Reproduce the whole listing, character for character.

— Start RECORDS SHOWN —

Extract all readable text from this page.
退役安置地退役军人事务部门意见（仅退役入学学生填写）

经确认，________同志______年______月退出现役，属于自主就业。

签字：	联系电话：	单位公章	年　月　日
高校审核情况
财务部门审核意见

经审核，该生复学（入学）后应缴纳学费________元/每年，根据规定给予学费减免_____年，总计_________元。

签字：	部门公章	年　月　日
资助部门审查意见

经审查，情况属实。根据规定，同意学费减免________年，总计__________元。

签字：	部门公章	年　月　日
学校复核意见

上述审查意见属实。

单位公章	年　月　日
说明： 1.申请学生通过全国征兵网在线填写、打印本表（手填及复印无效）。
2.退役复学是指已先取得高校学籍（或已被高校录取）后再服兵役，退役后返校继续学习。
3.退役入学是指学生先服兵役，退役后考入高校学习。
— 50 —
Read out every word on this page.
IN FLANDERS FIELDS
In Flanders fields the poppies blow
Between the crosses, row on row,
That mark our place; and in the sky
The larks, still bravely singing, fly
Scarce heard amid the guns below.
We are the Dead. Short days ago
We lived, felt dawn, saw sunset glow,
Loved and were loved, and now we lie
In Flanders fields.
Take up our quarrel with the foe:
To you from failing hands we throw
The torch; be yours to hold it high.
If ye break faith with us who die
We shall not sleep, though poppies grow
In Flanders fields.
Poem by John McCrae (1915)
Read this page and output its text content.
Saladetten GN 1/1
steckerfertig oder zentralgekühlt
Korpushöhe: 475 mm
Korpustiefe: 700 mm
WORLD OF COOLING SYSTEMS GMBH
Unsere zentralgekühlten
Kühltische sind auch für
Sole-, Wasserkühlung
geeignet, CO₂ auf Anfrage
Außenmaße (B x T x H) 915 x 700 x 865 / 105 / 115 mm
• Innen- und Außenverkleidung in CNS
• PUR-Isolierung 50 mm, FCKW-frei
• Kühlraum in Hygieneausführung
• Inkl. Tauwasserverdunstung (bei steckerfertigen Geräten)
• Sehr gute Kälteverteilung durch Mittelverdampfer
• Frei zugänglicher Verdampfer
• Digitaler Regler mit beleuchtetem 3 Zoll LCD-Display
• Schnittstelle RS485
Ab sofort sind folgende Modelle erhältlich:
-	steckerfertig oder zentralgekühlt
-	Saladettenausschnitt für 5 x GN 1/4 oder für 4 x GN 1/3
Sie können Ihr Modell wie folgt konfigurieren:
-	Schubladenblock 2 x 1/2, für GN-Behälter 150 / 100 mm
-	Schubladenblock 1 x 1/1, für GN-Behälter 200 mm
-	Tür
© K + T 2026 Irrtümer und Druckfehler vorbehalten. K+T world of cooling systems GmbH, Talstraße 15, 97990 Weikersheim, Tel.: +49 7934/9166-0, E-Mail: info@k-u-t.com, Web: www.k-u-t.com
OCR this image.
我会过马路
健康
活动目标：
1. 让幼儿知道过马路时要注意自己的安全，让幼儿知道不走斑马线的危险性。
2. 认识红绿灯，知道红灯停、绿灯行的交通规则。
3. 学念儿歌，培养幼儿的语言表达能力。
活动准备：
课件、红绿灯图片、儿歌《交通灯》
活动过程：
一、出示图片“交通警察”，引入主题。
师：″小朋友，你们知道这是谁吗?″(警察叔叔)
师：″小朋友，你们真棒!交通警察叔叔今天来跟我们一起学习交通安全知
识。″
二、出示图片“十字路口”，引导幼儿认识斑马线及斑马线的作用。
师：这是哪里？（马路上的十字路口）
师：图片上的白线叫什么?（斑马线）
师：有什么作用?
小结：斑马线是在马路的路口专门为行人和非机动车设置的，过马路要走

— End RECORDS SHOWN —

_TASK SOLUTION:_
Extract all readable text from this page.
退役安置地退役军人事务部门意见（仅退役入学学生填写）

经确认，________同志______年______月退出现役，属于自主就业。

签字：	联系电话：	单位公章	年　月　日
高校审核情况
财务部门审核意见

经审核，该生复学（入学）后应缴纳学费________元/每年，根据规定给予学费减免_____年，总计_________元。

签字：	部门公章	年　月　日
资助部门审查意见

经审查，情况属实。根据规定，同意学费减免________年，总计__________元。

签字：	部门公章	年　月　日
学校复核意见

上述审查意见属实。

单位公章	年　月　日
说明： 1.申请学生通过全国征兵网在线填写、打印本表（手填及复印无效）。
2.退役复学是指已先取得高校学籍（或已被高校录取）后再服兵役，退役后返校继续学习。
3.退役入学是指学生先服兵役，退役后考入高校学习。
— 50 —
Read out every word on this page.
IN FLANDERS FIELDS
In Flanders fields the poppies blow
Between the crosses, row on row,
That mark our place; and in the sky
The larks, still bravely singing, fly
Scarce heard amid the guns below.
We are the Dead. Short days ago
We lived, felt dawn, saw sunset glow,
Loved and were loved, and now we lie
In Flanders fields.
Take up our quarrel with the foe:
To you from failing hands we throw
The torch; be yours to hold it high.
If ye break faith with us who die
We shall not sleep, though poppies grow
In Flanders fields.
Poem by John McCrae (1915)
Read this page and output its text content.
Saladetten GN 1/1
steckerfertig oder zentralgekühlt
Korpushöhe: 475 mm
Korpustiefe: 700 mm
WORLD OF COOLING SYSTEMS GMBH
Unsere zentralgekühlten
Kühltische sind auch für
Sole-, Wasserkühlung
geeignet, CO₂ auf Anfrage
Außenmaße (B x T x H) 915 x 700 x 865 / 105 / 115 mm
• Innen- und Außenverkleidung in CNS
• PUR-Isolierung 50 mm, FCKW-frei
• Kühlraum in Hygieneausführung
• Inkl. Tauwasserverdunstung (bei steckerfertigen Geräten)
• Sehr gute Kälteverteilung durch Mittelverdampfer
• Frei zugänglicher Verdampfer
• Digitaler Regler mit beleuchtetem 3 Zoll LCD-Display
• Schnittstelle RS485
Ab sofort sind folgende Modelle erhältlich:
-	steckerfertig oder zentralgekühlt
-	Saladettenausschnitt für 5 x GN 1/4 oder für 4 x GN 1/3
Sie können Ihr Modell wie folgt konfigurieren:
-	Schubladenblock 2 x 1/2, für GN-Behälter 150 / 100 mm
-	Schubladenblock 1 x 1/1, für GN-Behälter 200 mm
-	Tür
© K + T 2026 Irrtümer und Druckfehler vorbehalten. K+T world of cooling systems GmbH, Talstraße 15, 97990 Weikersheim, Tel.: +49 7934/9166-0, E-Mail: info@k-u-t.com, Web: www.k-u-t.com
OCR this image.
我会过马路
健康
活动目标：
1. 让幼儿知道过马路时要注意自己的安全，让幼儿知道不走斑马线的危险性。
2. 认识红绿灯，知道红灯停、绿灯行的交通规则。
3. 学念儿歌，培养幼儿的语言表达能力。
活动准备：
课件、红绿灯图片、儿歌《交通灯》
活动过程：
一、出示图片“交通警察”，引入主题。
师：″小朋友，你们知道这是谁吗?″(警察叔叔)
师：″小朋友，你们真棒!交通警察叔叔今天来跟我们一起学习交通安全知
识。″
二、出示图片“十字路口”，引导幼儿认识斑马线及斑马线的作用。
师：这是哪里？（马路上的十字路口）
师：图片上的白线叫什么?（斑马线）
师：有什么作用?
小结：斑马线是在马路的路口专门为行人和非机动车设置的，过马路要走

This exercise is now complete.